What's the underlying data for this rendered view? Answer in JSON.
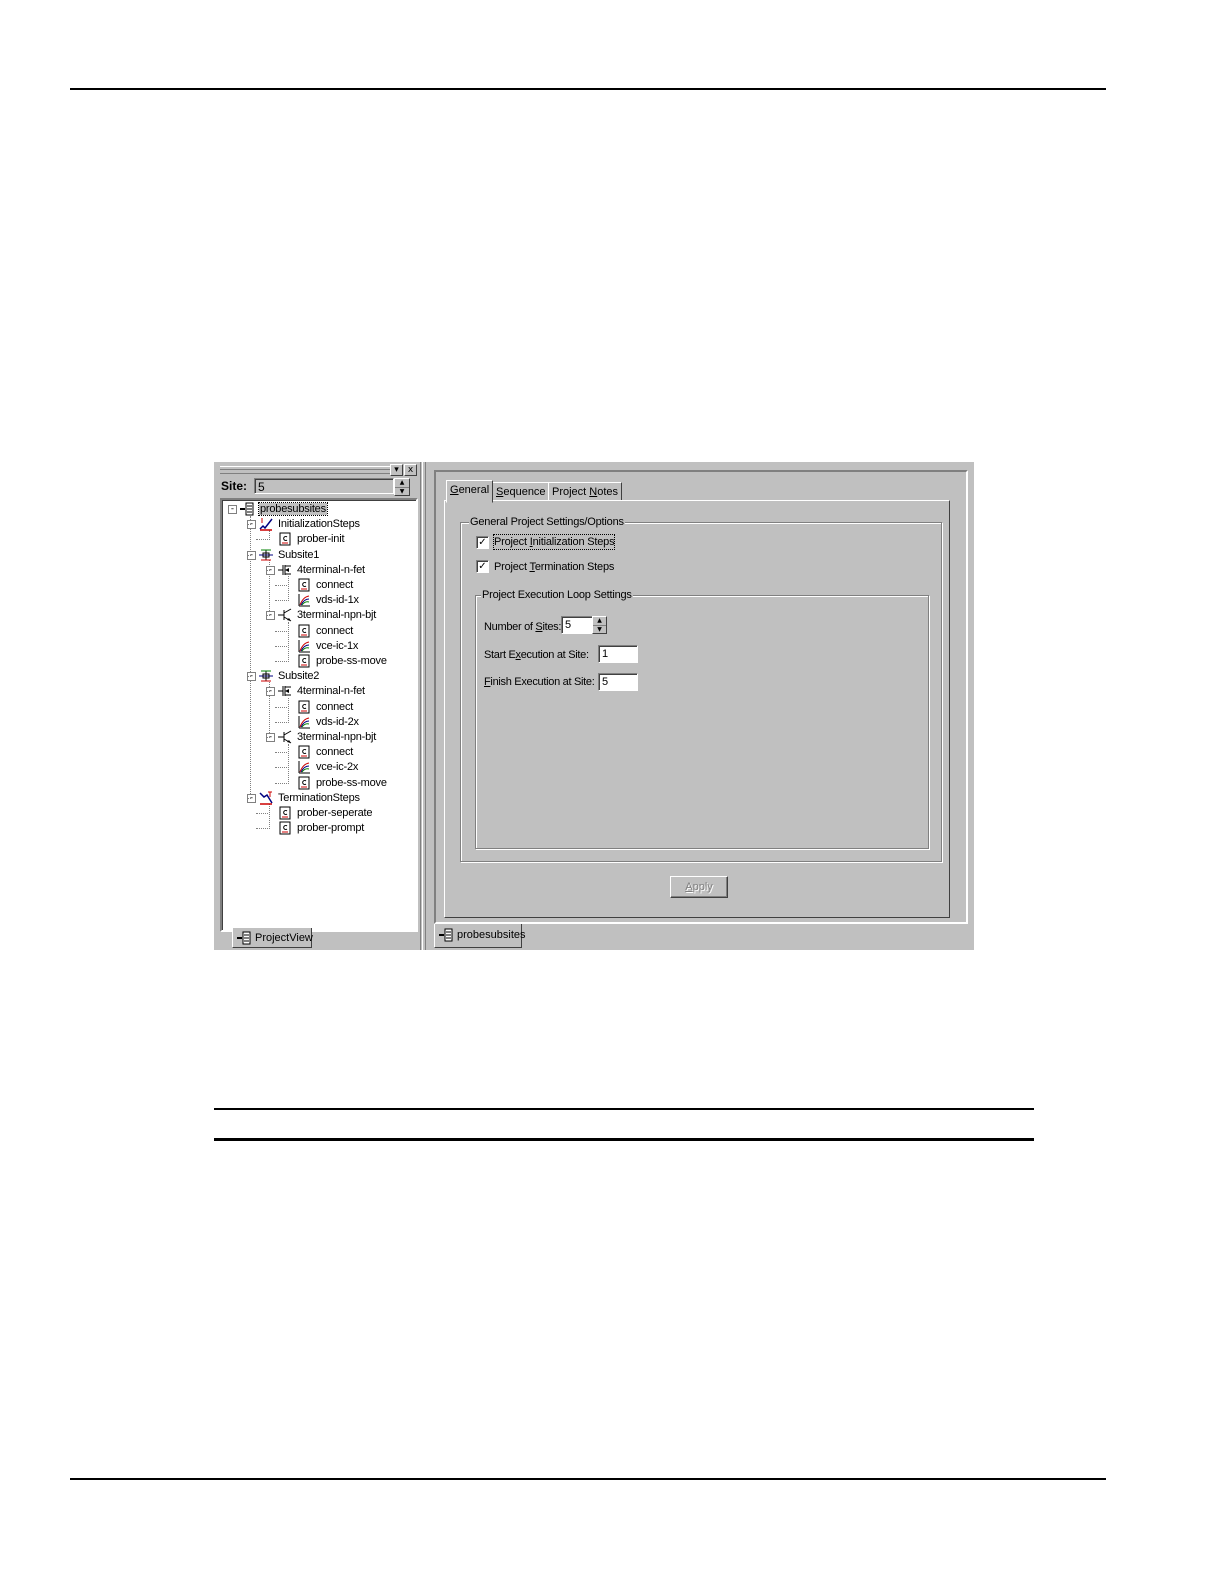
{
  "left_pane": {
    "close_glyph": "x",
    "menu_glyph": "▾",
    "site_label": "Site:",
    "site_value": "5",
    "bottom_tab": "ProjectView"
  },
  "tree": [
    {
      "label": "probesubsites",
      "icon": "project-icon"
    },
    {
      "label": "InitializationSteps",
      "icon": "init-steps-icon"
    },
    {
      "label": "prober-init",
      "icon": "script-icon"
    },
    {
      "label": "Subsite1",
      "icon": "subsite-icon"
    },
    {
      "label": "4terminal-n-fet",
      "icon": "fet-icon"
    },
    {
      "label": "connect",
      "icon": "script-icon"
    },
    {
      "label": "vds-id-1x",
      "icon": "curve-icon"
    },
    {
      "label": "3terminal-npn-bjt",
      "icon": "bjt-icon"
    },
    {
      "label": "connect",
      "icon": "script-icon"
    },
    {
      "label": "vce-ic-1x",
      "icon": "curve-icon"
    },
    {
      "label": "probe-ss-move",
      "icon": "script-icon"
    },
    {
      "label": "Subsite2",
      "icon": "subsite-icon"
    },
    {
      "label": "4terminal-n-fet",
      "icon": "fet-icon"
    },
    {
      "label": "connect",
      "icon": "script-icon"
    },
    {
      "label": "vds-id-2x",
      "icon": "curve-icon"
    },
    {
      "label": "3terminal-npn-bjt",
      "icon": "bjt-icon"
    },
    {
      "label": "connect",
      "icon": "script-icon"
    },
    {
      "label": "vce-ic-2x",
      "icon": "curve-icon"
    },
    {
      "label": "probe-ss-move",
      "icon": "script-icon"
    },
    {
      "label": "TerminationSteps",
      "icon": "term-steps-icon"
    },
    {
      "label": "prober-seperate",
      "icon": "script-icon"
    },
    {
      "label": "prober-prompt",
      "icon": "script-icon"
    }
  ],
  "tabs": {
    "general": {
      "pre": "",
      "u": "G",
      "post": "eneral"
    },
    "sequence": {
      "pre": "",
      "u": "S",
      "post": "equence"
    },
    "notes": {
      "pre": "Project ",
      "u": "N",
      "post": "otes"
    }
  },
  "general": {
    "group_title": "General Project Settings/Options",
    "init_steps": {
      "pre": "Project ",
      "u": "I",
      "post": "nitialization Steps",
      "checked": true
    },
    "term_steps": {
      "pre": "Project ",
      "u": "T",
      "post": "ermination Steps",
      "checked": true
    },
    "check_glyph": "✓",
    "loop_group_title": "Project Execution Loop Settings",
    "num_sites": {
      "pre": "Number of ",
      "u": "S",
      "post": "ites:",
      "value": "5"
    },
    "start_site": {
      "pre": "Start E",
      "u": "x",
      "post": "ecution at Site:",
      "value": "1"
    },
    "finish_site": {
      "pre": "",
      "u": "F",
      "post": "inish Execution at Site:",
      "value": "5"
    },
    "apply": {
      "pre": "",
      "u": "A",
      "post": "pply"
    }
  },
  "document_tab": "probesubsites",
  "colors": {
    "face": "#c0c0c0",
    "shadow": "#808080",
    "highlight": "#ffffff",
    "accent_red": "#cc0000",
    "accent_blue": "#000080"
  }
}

**To be done:**
Reproduce all entries without any change, and omit the pictures.

**Task response:**
What's the underlying data for this rendered view? Answer in JSON.
{
  "left_pane": {
    "close_glyph": "x",
    "menu_glyph": "▾",
    "site_label": "Site:",
    "site_value": "5",
    "bottom_tab": "ProjectView"
  },
  "tree": [
    {
      "label": "probesubsites",
      "icon": "project-icon"
    },
    {
      "label": "InitializationSteps",
      "icon": "init-steps-icon"
    },
    {
      "label": "prober-init",
      "icon": "script-icon"
    },
    {
      "label": "Subsite1",
      "icon": "subsite-icon"
    },
    {
      "label": "4terminal-n-fet",
      "icon": "fet-icon"
    },
    {
      "label": "connect",
      "icon": "script-icon"
    },
    {
      "label": "vds-id-1x",
      "icon": "curve-icon"
    },
    {
      "label": "3terminal-npn-bjt",
      "icon": "bjt-icon"
    },
    {
      "label": "connect",
      "icon": "script-icon"
    },
    {
      "label": "vce-ic-1x",
      "icon": "curve-icon"
    },
    {
      "label": "probe-ss-move",
      "icon": "script-icon"
    },
    {
      "label": "Subsite2",
      "icon": "subsite-icon"
    },
    {
      "label": "4terminal-n-fet",
      "icon": "fet-icon"
    },
    {
      "label": "connect",
      "icon": "script-icon"
    },
    {
      "label": "vds-id-2x",
      "icon": "curve-icon"
    },
    {
      "label": "3terminal-npn-bjt",
      "icon": "bjt-icon"
    },
    {
      "label": "connect",
      "icon": "script-icon"
    },
    {
      "label": "vce-ic-2x",
      "icon": "curve-icon"
    },
    {
      "label": "probe-ss-move",
      "icon": "script-icon"
    },
    {
      "label": "TerminationSteps",
      "icon": "term-steps-icon"
    },
    {
      "label": "prober-seperate",
      "icon": "script-icon"
    },
    {
      "label": "prober-prompt",
      "icon": "script-icon"
    }
  ],
  "tabs": {
    "general": {
      "pre": "",
      "u": "G",
      "post": "eneral"
    },
    "sequence": {
      "pre": "",
      "u": "S",
      "post": "equence"
    },
    "notes": {
      "pre": "Project ",
      "u": "N",
      "post": "otes"
    }
  },
  "general": {
    "group_title": "General Project Settings/Options",
    "init_steps": {
      "pre": "Project ",
      "u": "I",
      "post": "nitialization Steps",
      "checked": true
    },
    "term_steps": {
      "pre": "Project ",
      "u": "T",
      "post": "ermination Steps",
      "checked": true
    },
    "check_glyph": "✓",
    "loop_group_title": "Project Execution Loop Settings",
    "num_sites": {
      "pre": "Number of ",
      "u": "S",
      "post": "ites:",
      "value": "5"
    },
    "start_site": {
      "pre": "Start E",
      "u": "x",
      "post": "ecution at Site:",
      "value": "1"
    },
    "finish_site": {
      "pre": "",
      "u": "F",
      "post": "inish Execution at Site:",
      "value": "5"
    },
    "apply": {
      "pre": "",
      "u": "A",
      "post": "pply"
    }
  },
  "document_tab": "probesubsites",
  "colors": {
    "face": "#c0c0c0",
    "shadow": "#808080",
    "highlight": "#ffffff",
    "accent_red": "#cc0000",
    "accent_blue": "#000080"
  }
}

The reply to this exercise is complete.